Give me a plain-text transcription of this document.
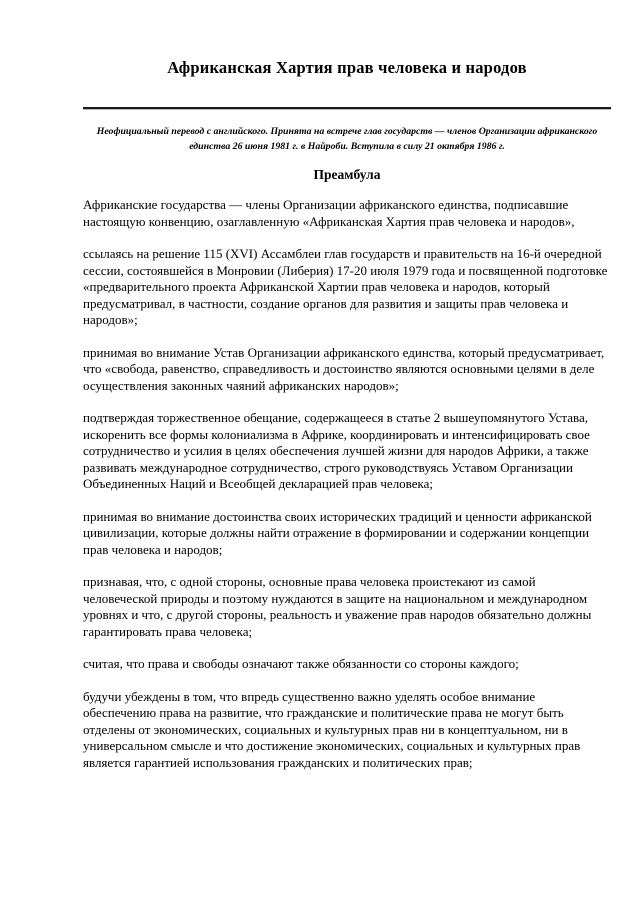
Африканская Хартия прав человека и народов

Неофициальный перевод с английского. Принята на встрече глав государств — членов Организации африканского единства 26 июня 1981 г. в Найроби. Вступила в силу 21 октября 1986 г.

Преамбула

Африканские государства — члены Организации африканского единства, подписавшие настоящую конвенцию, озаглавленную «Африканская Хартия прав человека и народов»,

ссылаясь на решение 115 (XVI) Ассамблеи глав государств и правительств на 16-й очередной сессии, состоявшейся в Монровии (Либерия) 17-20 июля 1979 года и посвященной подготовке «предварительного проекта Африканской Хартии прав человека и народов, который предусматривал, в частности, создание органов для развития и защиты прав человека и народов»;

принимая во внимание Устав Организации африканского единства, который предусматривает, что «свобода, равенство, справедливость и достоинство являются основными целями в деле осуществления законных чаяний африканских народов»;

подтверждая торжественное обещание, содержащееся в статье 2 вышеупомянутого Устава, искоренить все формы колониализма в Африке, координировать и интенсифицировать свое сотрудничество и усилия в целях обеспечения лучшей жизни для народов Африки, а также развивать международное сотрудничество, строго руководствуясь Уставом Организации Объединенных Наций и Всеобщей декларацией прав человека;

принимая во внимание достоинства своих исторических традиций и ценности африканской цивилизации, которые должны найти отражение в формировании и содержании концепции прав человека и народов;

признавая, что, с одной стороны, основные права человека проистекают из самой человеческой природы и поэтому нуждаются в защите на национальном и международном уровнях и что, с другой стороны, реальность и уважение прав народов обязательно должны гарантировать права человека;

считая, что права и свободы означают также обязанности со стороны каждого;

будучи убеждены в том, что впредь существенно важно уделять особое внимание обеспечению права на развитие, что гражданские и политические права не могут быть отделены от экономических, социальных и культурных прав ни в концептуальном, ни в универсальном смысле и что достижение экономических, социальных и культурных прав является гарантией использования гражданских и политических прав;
============================================================
### Requirements
Lines that hold "внимание" are the ones to copy; find all of them.

### Right answer
принимая во внимание Устав Организации африканского единства, который предусматривает, что «свобода, равенство, справедливость и достоинство являются основными целями в деле осуществления законных чаяний африканских народов»;
принимая во внимание достоинства своих исторических традиций и ценности африканской цивилизации, которые должны найти отражение в формировании и содержании концепции прав человека и народов;
будучи убеждены в том, что впредь существенно важно уделять особое внимание обеспечению права на развитие, что гражданские и политические права не могут быть отделены от экономических, социальных и культурных прав ни в концептуальном, ни в универсальном смысле и что достижение экономических, социальных и культурных прав является гарантией использования гражданских и политических прав;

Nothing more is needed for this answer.